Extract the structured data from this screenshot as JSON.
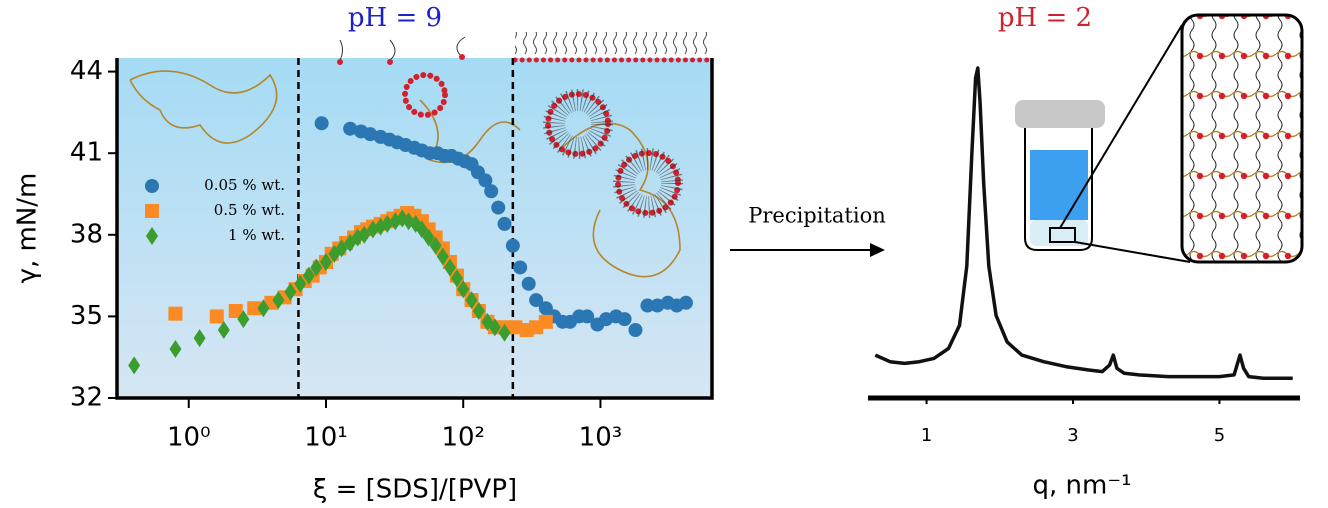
{
  "chart_data": [
    {
      "type": "scatter",
      "annotation": "pH = 9",
      "xlabel": "ξ =  [SDS]/[PVP]",
      "ylabel": "γ, mN/m",
      "xscale": "log",
      "xlim": [
        0.3,
        6500
      ],
      "ylim": [
        32,
        44.5
      ],
      "xticks": [
        {
          "value": 1,
          "label": "10⁰"
        },
        {
          "value": 10,
          "label": "10¹"
        },
        {
          "value": 100,
          "label": "10²"
        },
        {
          "value": 1000,
          "label": "10³"
        }
      ],
      "yticks": [
        32,
        35,
        38,
        41,
        44
      ],
      "vlines": [
        6.3,
        230
      ],
      "legend": "left",
      "series": [
        {
          "name": "0.05 % wt.",
          "color": "#2a77b4",
          "marker": "circle",
          "x": [
            9.3,
            15,
            18,
            21,
            25,
            29,
            33,
            38,
            44,
            50,
            57,
            65,
            73,
            82,
            92,
            103,
            115,
            128,
            145,
            160,
            180,
            200,
            230,
            260,
            300,
            340,
            400,
            460,
            530,
            600,
            700,
            800,
            950,
            1100,
            1300,
            1500,
            1800,
            2200,
            2600,
            3100,
            3600,
            4200
          ],
          "values": [
            42.1,
            41.9,
            41.8,
            41.7,
            41.6,
            41.5,
            41.4,
            41.3,
            41.2,
            41.1,
            41.0,
            41.0,
            40.9,
            40.9,
            40.8,
            40.7,
            40.6,
            40.3,
            40.0,
            39.6,
            39.0,
            38.4,
            37.6,
            36.8,
            36.2,
            35.6,
            35.3,
            35.0,
            34.8,
            34.8,
            35.0,
            35.0,
            34.7,
            34.9,
            35.0,
            34.9,
            34.5,
            35.4,
            35.4,
            35.5,
            35.4,
            35.5
          ]
        },
        {
          "name": "0.5 % wt.",
          "color": "#fb8a22",
          "marker": "square",
          "x": [
            0.8,
            1.6,
            2.2,
            3,
            4,
            5,
            6,
            7,
            8,
            9,
            10,
            11,
            12.5,
            14,
            16,
            18,
            20,
            22,
            25,
            28,
            31,
            35,
            39,
            44,
            50,
            56,
            63,
            71,
            80,
            90,
            100,
            115,
            130,
            150,
            170,
            200,
            240,
            290,
            340,
            400
          ],
          "values": [
            35.1,
            35.0,
            35.2,
            35.3,
            35.5,
            35.7,
            36.0,
            36.3,
            36.5,
            36.8,
            37.0,
            37.3,
            37.5,
            37.7,
            37.9,
            38.1,
            38.2,
            38.3,
            38.4,
            38.5,
            38.6,
            38.7,
            38.8,
            38.7,
            38.5,
            38.2,
            37.9,
            37.5,
            37.0,
            36.5,
            36.0,
            35.6,
            35.2,
            34.8,
            34.6,
            34.6,
            34.6,
            34.5,
            34.6,
            34.8
          ]
        },
        {
          "name": "1 % wt.",
          "color": "#3a9d2e",
          "marker": "diamond",
          "x": [
            0.4,
            0.8,
            1.2,
            1.8,
            2.5,
            3.5,
            4.5,
            5.5,
            6.5,
            7.5,
            8.5,
            10,
            11.5,
            13,
            15,
            17,
            19,
            22,
            25,
            28,
            32,
            36,
            40,
            45,
            50,
            56,
            63,
            71,
            80,
            90,
            100,
            115,
            130,
            150,
            170,
            200
          ],
          "values": [
            33.2,
            33.8,
            34.2,
            34.5,
            34.9,
            35.3,
            35.6,
            35.9,
            36.2,
            36.5,
            36.8,
            37.0,
            37.3,
            37.5,
            37.7,
            37.9,
            38.0,
            38.2,
            38.3,
            38.4,
            38.5,
            38.6,
            38.5,
            38.4,
            38.2,
            37.9,
            37.6,
            37.2,
            36.8,
            36.4,
            36.0,
            35.6,
            35.2,
            34.8,
            34.6,
            34.4
          ]
        }
      ]
    },
    {
      "type": "line",
      "annotation": "pH = 2",
      "arrow_label": "Precipitation",
      "xlabel": "q, nm⁻¹",
      "xlim": [
        0.2,
        6.1
      ],
      "ylim": [
        0,
        100
      ],
      "xticks": [
        1,
        3,
        5
      ],
      "series": [
        {
          "color": "#111111",
          "x": [
            0.3,
            0.5,
            0.7,
            0.9,
            1.1,
            1.3,
            1.45,
            1.55,
            1.62,
            1.67,
            1.7,
            1.73,
            1.78,
            1.85,
            1.95,
            2.1,
            2.3,
            2.6,
            2.9,
            3.2,
            3.4,
            3.5,
            3.55,
            3.6,
            3.7,
            3.9,
            4.3,
            4.7,
            5.0,
            5.2,
            5.28,
            5.33,
            5.4,
            5.6,
            6.0
          ],
          "values": [
            13,
            11,
            10.5,
            11,
            12,
            15,
            22,
            40,
            75,
            97,
            100,
            90,
            65,
            40,
            25,
            17,
            13,
            11,
            9.5,
            8.5,
            8,
            10,
            13,
            9,
            7.5,
            7,
            6.5,
            6.5,
            6.5,
            7,
            13,
            9,
            6.5,
            6,
            6
          ]
        }
      ]
    }
  ]
}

# [Stated task]
Return each line exactly as written. Any picture gets left out.

# [Exercise answer]
Extract the structured data from this screenshot as JSON.
{
  "chart_data": [
    {
      "type": "scatter",
      "annotation": "pH = 9",
      "xlabel": "ξ =  [SDS]/[PVP]",
      "ylabel": "γ, mN/m",
      "xscale": "log",
      "xlim": [
        0.3,
        6500
      ],
      "ylim": [
        32,
        44.5
      ],
      "xticks": [
        {
          "value": 1,
          "label": "10⁰"
        },
        {
          "value": 10,
          "label": "10¹"
        },
        {
          "value": 100,
          "label": "10²"
        },
        {
          "value": 1000,
          "label": "10³"
        }
      ],
      "yticks": [
        32,
        35,
        38,
        41,
        44
      ],
      "vlines": [
        6.3,
        230
      ],
      "legend": "left",
      "series": [
        {
          "name": "0.05 % wt.",
          "color": "#2a77b4",
          "marker": "circle",
          "x": [
            9.3,
            15,
            18,
            21,
            25,
            29,
            33,
            38,
            44,
            50,
            57,
            65,
            73,
            82,
            92,
            103,
            115,
            128,
            145,
            160,
            180,
            200,
            230,
            260,
            300,
            340,
            400,
            460,
            530,
            600,
            700,
            800,
            950,
            1100,
            1300,
            1500,
            1800,
            2200,
            2600,
            3100,
            3600,
            4200
          ],
          "values": [
            42.1,
            41.9,
            41.8,
            41.7,
            41.6,
            41.5,
            41.4,
            41.3,
            41.2,
            41.1,
            41.0,
            41.0,
            40.9,
            40.9,
            40.8,
            40.7,
            40.6,
            40.3,
            40.0,
            39.6,
            39.0,
            38.4,
            37.6,
            36.8,
            36.2,
            35.6,
            35.3,
            35.0,
            34.8,
            34.8,
            35.0,
            35.0,
            34.7,
            34.9,
            35.0,
            34.9,
            34.5,
            35.4,
            35.4,
            35.5,
            35.4,
            35.5
          ]
        },
        {
          "name": "0.5 % wt.",
          "color": "#fb8a22",
          "marker": "square",
          "x": [
            0.8,
            1.6,
            2.2,
            3,
            4,
            5,
            6,
            7,
            8,
            9,
            10,
            11,
            12.5,
            14,
            16,
            18,
            20,
            22,
            25,
            28,
            31,
            35,
            39,
            44,
            50,
            56,
            63,
            71,
            80,
            90,
            100,
            115,
            130,
            150,
            170,
            200,
            240,
            290,
            340,
            400
          ],
          "values": [
            35.1,
            35.0,
            35.2,
            35.3,
            35.5,
            35.7,
            36.0,
            36.3,
            36.5,
            36.8,
            37.0,
            37.3,
            37.5,
            37.7,
            37.9,
            38.1,
            38.2,
            38.3,
            38.4,
            38.5,
            38.6,
            38.7,
            38.8,
            38.7,
            38.5,
            38.2,
            37.9,
            37.5,
            37.0,
            36.5,
            36.0,
            35.6,
            35.2,
            34.8,
            34.6,
            34.6,
            34.6,
            34.5,
            34.6,
            34.8
          ]
        },
        {
          "name": "1 % wt.",
          "color": "#3a9d2e",
          "marker": "diamond",
          "x": [
            0.4,
            0.8,
            1.2,
            1.8,
            2.5,
            3.5,
            4.5,
            5.5,
            6.5,
            7.5,
            8.5,
            10,
            11.5,
            13,
            15,
            17,
            19,
            22,
            25,
            28,
            32,
            36,
            40,
            45,
            50,
            56,
            63,
            71,
            80,
            90,
            100,
            115,
            130,
            150,
            170,
            200
          ],
          "values": [
            33.2,
            33.8,
            34.2,
            34.5,
            34.9,
            35.3,
            35.6,
            35.9,
            36.2,
            36.5,
            36.8,
            37.0,
            37.3,
            37.5,
            37.7,
            37.9,
            38.0,
            38.2,
            38.3,
            38.4,
            38.5,
            38.6,
            38.5,
            38.4,
            38.2,
            37.9,
            37.6,
            37.2,
            36.8,
            36.4,
            36.0,
            35.6,
            35.2,
            34.8,
            34.6,
            34.4
          ]
        }
      ]
    },
    {
      "type": "line",
      "annotation": "pH = 2",
      "arrow_label": "Precipitation",
      "xlabel": "q, nm⁻¹",
      "xlim": [
        0.2,
        6.1
      ],
      "ylim": [
        0,
        100
      ],
      "xticks": [
        1,
        3,
        5
      ],
      "series": [
        {
          "color": "#111111",
          "x": [
            0.3,
            0.5,
            0.7,
            0.9,
            1.1,
            1.3,
            1.45,
            1.55,
            1.62,
            1.67,
            1.7,
            1.73,
            1.78,
            1.85,
            1.95,
            2.1,
            2.3,
            2.6,
            2.9,
            3.2,
            3.4,
            3.5,
            3.55,
            3.6,
            3.7,
            3.9,
            4.3,
            4.7,
            5.0,
            5.2,
            5.28,
            5.33,
            5.4,
            5.6,
            6.0
          ],
          "values": [
            13,
            11,
            10.5,
            11,
            12,
            15,
            22,
            40,
            75,
            97,
            100,
            90,
            65,
            40,
            25,
            17,
            13,
            11,
            9.5,
            8.5,
            8,
            10,
            13,
            9,
            7.5,
            7,
            6.5,
            6.5,
            6.5,
            7,
            13,
            9,
            6.5,
            6,
            6
          ]
        }
      ]
    }
  ]
}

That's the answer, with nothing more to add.